[Element location listings]
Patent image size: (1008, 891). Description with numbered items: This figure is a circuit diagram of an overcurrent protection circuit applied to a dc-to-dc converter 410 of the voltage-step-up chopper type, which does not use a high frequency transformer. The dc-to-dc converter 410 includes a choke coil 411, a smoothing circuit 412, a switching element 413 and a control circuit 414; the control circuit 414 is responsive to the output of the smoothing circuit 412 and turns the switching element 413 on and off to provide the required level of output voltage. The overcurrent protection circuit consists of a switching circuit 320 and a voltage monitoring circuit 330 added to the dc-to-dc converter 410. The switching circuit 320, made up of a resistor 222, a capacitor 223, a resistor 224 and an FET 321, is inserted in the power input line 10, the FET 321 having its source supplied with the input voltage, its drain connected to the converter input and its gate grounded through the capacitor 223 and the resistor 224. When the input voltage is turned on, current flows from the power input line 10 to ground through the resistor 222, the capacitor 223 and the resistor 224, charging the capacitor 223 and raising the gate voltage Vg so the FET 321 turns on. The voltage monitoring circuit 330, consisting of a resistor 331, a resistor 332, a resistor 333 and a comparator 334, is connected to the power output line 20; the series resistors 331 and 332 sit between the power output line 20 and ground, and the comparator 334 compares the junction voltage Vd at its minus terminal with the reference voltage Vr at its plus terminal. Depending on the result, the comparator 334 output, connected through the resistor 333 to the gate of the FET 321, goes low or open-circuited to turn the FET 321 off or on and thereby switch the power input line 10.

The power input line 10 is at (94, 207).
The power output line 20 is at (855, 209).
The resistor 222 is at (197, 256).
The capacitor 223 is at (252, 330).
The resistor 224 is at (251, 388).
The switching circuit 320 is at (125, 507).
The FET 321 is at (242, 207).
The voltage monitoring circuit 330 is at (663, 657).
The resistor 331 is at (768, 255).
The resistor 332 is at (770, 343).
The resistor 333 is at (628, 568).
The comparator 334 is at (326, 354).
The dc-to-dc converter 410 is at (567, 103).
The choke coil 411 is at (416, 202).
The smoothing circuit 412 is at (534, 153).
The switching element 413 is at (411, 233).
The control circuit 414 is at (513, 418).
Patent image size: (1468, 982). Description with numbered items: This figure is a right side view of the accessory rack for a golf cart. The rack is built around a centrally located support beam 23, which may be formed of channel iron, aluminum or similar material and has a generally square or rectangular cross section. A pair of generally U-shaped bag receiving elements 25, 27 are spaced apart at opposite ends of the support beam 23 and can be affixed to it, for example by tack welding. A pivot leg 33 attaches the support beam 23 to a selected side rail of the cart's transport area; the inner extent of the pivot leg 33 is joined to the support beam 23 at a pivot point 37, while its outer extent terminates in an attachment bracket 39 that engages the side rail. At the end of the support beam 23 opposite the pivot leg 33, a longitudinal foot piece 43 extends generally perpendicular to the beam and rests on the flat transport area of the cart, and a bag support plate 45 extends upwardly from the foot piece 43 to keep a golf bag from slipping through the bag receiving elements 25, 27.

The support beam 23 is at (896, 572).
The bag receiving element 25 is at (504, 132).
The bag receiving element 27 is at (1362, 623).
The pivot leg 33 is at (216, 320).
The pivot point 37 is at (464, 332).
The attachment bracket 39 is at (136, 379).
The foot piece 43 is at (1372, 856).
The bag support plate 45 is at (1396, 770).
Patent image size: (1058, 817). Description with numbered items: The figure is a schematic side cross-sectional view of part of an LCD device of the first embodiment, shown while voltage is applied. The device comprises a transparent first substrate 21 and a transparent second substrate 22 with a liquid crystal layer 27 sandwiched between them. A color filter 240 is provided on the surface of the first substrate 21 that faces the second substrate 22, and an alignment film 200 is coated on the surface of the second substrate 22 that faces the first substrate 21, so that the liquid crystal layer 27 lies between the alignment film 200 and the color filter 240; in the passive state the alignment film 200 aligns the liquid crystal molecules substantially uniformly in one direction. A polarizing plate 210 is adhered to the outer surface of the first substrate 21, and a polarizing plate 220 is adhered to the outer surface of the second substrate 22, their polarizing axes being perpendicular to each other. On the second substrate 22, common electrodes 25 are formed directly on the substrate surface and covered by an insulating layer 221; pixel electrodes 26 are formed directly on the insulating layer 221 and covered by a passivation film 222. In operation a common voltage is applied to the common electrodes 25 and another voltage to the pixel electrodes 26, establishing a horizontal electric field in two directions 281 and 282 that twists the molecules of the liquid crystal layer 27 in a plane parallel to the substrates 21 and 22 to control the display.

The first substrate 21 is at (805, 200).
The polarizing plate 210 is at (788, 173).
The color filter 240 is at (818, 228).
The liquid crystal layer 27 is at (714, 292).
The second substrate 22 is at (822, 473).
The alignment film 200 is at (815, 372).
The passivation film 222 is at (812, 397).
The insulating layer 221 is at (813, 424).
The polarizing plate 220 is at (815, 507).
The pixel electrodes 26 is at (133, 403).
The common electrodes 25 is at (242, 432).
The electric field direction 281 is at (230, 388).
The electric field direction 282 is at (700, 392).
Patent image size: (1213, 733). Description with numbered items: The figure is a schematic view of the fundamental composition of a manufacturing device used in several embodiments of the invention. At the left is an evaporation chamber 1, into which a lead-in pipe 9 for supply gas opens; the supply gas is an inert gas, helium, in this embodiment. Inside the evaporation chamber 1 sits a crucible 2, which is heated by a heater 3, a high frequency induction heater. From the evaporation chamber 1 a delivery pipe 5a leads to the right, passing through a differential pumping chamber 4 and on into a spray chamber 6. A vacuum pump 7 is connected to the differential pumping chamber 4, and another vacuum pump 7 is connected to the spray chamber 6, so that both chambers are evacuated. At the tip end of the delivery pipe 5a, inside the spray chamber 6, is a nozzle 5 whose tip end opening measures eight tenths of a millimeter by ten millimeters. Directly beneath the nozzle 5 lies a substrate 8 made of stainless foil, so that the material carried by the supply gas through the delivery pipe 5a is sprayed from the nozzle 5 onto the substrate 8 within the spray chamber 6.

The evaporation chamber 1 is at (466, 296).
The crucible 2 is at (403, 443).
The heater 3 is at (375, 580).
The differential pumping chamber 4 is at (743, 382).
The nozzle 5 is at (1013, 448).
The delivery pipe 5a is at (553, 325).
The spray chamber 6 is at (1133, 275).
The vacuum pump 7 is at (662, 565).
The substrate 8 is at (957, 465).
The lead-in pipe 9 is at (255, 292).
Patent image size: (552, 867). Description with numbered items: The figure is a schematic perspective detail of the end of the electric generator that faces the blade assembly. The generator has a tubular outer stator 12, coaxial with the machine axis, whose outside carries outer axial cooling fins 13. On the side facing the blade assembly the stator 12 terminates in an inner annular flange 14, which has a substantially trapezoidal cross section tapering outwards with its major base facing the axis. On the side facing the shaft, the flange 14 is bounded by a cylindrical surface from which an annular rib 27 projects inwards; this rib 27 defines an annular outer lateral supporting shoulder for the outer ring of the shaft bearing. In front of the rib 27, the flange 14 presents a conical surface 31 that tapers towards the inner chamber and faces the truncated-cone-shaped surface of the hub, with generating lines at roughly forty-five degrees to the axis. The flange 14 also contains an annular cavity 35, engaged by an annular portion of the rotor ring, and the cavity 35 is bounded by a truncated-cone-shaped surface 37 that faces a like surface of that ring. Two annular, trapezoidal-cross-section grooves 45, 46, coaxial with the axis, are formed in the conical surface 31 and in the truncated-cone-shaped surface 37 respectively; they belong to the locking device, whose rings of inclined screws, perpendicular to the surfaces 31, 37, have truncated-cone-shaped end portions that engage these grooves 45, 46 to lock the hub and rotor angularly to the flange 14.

> Required work
Number every line of the records above in one running list, skipping the blank lines.

> Exercise answer
1. Patent image size: (1008, 891). Description with numbered items: This figure is a circuit diagram of an overcurrent protection circuit applied to a dc-to-dc converter 410 of the voltage-step-up chopper type, which does not use a high frequency transformer. The dc-to-dc converter 410 includes a choke coil 411, a smoothing circuit 412, a switching element 413 and a control circuit 414; the control circuit 414 is responsive to the output of the smoothing circuit 412 and turns the switching element 413 on and off to provide the required level of output voltage. The overcurrent protection circuit consists of a switching circuit 320 and a voltage monitoring circuit 330 added to the dc-to-dc converter 410. The switching circuit 320, made up of a resistor 222, a capacitor 223, a resistor 224 and an FET 321, is inserted in the power input line 10, the FET 321 having its source supplied with the input voltage, its drain connected to the converter input and its gate grounded through the capacitor 223 and the resistor 224. When the input voltage is turned on, current flows from the power input line 10 to ground through the resistor 222, the capacitor 223 and the resistor 224, charging the capacitor 223 and raising the gate voltage Vg so the FET 321 turns on. The voltage monitoring circuit 330, consisting of a resistor 331, a resistor 332, a resistor 333 and a comparator 334, is connected to the power output line 20; the series resistors 331 and 332 sit between the power output line 20 and ground, and the comparator 334 compares the junction voltage Vd at its minus terminal with the reference voltage Vr at its plus terminal. Depending on the result, the comparator 334 output, connected through the resistor 333 to the gate of the FET 321, goes low or open-circuited to turn the FET 321 off or on and thereby switch the power input line 10.
2. The power input line 10 is at (94, 207).
3. The power output line 20 is at (855, 209).
4. The resistor 222 is at (197, 256).
5. The capacitor 223 is at (252, 330).
6. The resistor 224 is at (251, 388).
7. The switching circuit 320 is at (125, 507).
8. The FET 321 is at (242, 207).
9. The voltage monitoring circuit 330 is at (663, 657).
10. The resistor 331 is at (768, 255).
11. The resistor 332 is at (770, 343).
12. The resistor 333 is at (628, 568).
13. The comparator 334 is at (326, 354).
14. The dc-to-dc converter 410 is at (567, 103).
15. The choke coil 411 is at (416, 202).
16. The smoothing circuit 412 is at (534, 153).
17. The switching element 413 is at (411, 233).
18. The control circuit 414 is at (513, 418).
19. Patent image size: (1468, 982). Description with numbered items: This figure is a right side view of the accessory rack for a golf cart. The rack is built around a centrally located support beam 23, which may be formed of channel iron, aluminum or similar material and has a generally square or rectangular cross section. A pair of generally U-shaped bag receiving elements 25, 27 are spaced apart at opposite ends of the support beam 23 and can be affixed to it, for example by tack welding. A pivot leg 33 attaches the support beam 23 to a selected side rail of the cart's transport area; the inner extent of the pivot leg 33 is joined to the support beam 23 at a pivot point 37, while its outer extent terminates in an attachment bracket 39 that engages the side rail. At the end of the support beam 23 opposite the pivot leg 33, a longitudinal foot piece 43 extends generally perpendicular to the beam and rests on the flat transport area of the cart, and a bag support plate 45 extends upwardly from the foot piece 43 to keep a golf bag from slipping through the bag receiving elements 25, 27.
20. The support beam 23 is at (896, 572).
21. The bag receiving element 25 is at (504, 132).
22. The bag receiving element 27 is at (1362, 623).
23. The pivot leg 33 is at (216, 320).
24. The pivot point 37 is at (464, 332).
25. The attachment bracket 39 is at (136, 379).
26. The foot piece 43 is at (1372, 856).
27. The bag support plate 45 is at (1396, 770).
28. Patent image size: (1058, 817). Description with numbered items: The figure is a schematic side cross-sectional view of part of an LCD device of the first embodiment, shown while voltage is applied. The device comprises a transparent first substrate 21 and a transparent second substrate 22 with a liquid crystal layer 27 sandwiched between them. A color filter 240 is provided on the surface of the first substrate 21 that faces the second substrate 22, and an alignment film 200 is coated on the surface of the second substrate 22 that faces the first substrate 21, so that the liquid crystal layer 27 lies between the alignment film 200 and the color filter 240; in the passive state the alignment film 200 aligns the liquid crystal molecules substantially uniformly in one direction. A polarizing plate 210 is adhered to the outer surface of the first substrate 21, and a polarizing plate 220 is adhered to the outer surface of the second substrate 22, their polarizing axes being perpendicular to each other. On the second substrate 22, common electrodes 25 are formed directly on the substrate surface and covered by an insulating layer 221; pixel electrodes 26 are formed directly on the insulating layer 221 and covered by a passivation film 222. In operation a common voltage is applied to the common electrodes 25 and another voltage to the pixel electrodes 26, establishing a horizontal electric field in two directions 281 and 282 that twists the molecules of the liquid crystal layer 27 in a plane parallel to the substrates 21 and 22 to control the display.
29. The first substrate 21 is at (805, 200).
30. The polarizing plate 210 is at (788, 173).
31. The color filter 240 is at (818, 228).
32. The liquid crystal layer 27 is at (714, 292).
33. The second substrate 22 is at (822, 473).
34. The alignment film 200 is at (815, 372).
35. The passivation film 222 is at (812, 397).
36. The insulating layer 221 is at (813, 424).
37. The polarizing plate 220 is at (815, 507).
38. The pixel electrodes 26 is at (133, 403).
39. The common electrodes 25 is at (242, 432).
40. The electric field direction 281 is at (230, 388).
41. The electric field direction 282 is at (700, 392).
42. Patent image size: (1213, 733). Description with numbered items: The figure is a schematic view of the fundamental composition of a manufacturing device used in several embodiments of the invention. At the left is an evaporation chamber 1, into which a lead-in pipe 9 for supply gas opens; the supply gas is an inert gas, helium, in this embodiment. Inside the evaporation chamber 1 sits a crucible 2, which is heated by a heater 3, a high frequency induction heater. From the evaporation chamber 1 a delivery pipe 5a leads to the right, passing through a differential pumping chamber 4 and on into a spray chamber 6. A vacuum pump 7 is connected to the differential pumping chamber 4, and another vacuum pump 7 is connected to the spray chamber 6, so that both chambers are evacuated. At the tip end of the delivery pipe 5a, inside the spray chamber 6, is a nozzle 5 whose tip end opening measures eight tenths of a millimeter by ten millimeters. Directly beneath the nozzle 5 lies a substrate 8 made of stainless foil, so that the material carried by the supply gas through the delivery pipe 5a is sprayed from the nozzle 5 onto the substrate 8 within the spray chamber 6.
43. The evaporation chamber 1 is at (466, 296).
44. The crucible 2 is at (403, 443).
45. The heater 3 is at (375, 580).
46. The differential pumping chamber 4 is at (743, 382).
47. The nozzle 5 is at (1013, 448).
48. The delivery pipe 5a is at (553, 325).
49. The spray chamber 6 is at (1133, 275).
50. The vacuum pump 7 is at (662, 565).
51. The substrate 8 is at (957, 465).
52. The lead-in pipe 9 is at (255, 292).
53. Patent image size: (552, 867). Description with numbered items: The figure is a schematic perspective detail of the end of the electric generator that faces the blade assembly. The generator has a tubular outer stator 12, coaxial with the machine axis, whose outside carries outer axial cooling fins 13. On the side facing the blade assembly the stator 12 terminates in an inner annular flange 14, which has a substantially trapezoidal cross section tapering outwards with its major base facing the axis. On the side facing the shaft, the flange 14 is bounded by a cylindrical surface from which an annular rib 27 projects inwards; this rib 27 defines an annular outer lateral supporting shoulder for the outer ring of the shaft bearing. In front of the rib 27, the flange 14 presents a conical surface 31 that tapers towards the inner chamber and faces the truncated-cone-shaped surface of the hub, with generating lines at roughly forty-five degrees to the axis. The flange 14 also contains an annular cavity 35, engaged by an annular portion of the rotor ring, and the cavity 35 is bounded by a truncated-cone-shaped surface 37 that faces a like surface of that ring. Two annular, trapezoidal-cross-section grooves 45, 46, coaxial with the axis, are formed in the conical surface 31 and in the truncated-cone-shaped surface 37 respectively; they belong to the locking device, whose rings of inclined screws, perpendicular to the surfaces 31, 37, have truncated-cone-shaped end portions that engage these grooves 45, 46 to lock the hub and rotor angularly to the flange 14.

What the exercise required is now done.